**EXERCISE GOAL**
Give every line from the entries that contains "삼성화재".

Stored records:
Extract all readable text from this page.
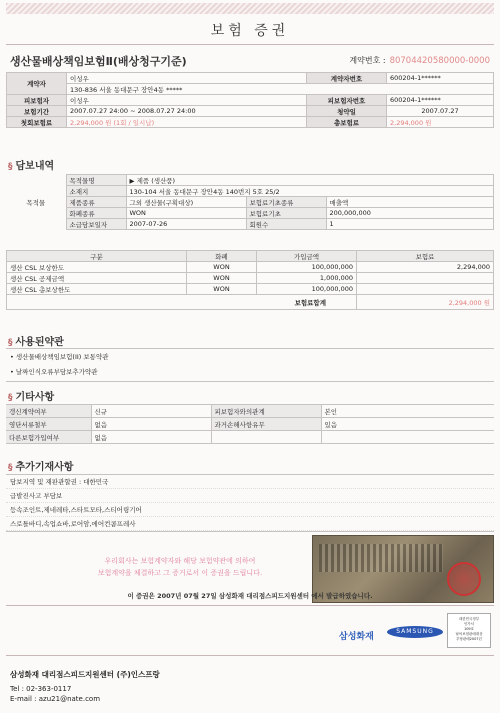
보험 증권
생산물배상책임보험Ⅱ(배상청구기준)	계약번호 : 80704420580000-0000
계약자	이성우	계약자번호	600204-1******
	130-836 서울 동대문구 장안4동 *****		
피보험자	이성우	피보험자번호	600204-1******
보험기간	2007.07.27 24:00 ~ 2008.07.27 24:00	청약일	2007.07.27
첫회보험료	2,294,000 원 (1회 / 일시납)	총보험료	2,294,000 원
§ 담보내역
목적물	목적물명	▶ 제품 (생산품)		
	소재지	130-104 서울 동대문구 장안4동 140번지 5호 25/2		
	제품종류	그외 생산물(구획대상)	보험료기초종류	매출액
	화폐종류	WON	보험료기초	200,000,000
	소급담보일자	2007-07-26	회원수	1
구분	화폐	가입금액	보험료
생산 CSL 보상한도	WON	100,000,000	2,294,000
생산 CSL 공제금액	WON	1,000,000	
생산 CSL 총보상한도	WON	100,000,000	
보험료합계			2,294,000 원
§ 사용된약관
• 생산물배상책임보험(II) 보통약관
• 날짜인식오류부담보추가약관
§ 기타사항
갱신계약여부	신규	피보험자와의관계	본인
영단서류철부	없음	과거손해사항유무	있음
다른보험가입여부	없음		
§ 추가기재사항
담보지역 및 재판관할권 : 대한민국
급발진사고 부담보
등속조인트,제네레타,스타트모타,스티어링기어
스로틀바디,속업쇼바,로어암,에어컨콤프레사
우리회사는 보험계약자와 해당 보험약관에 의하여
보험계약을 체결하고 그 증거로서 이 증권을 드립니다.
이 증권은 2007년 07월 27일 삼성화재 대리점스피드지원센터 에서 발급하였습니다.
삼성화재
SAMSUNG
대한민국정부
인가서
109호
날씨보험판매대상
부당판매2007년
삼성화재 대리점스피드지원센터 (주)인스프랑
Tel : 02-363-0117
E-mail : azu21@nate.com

**RESPONSE FOR THIS EXERCISE**
이 증권은 2007년 07월 27일 삼성화재 대리점스피드지원센터 에서 발급하였습니다.
삼성화재
삼성화재 대리점스피드지원센터 (주)인스프랑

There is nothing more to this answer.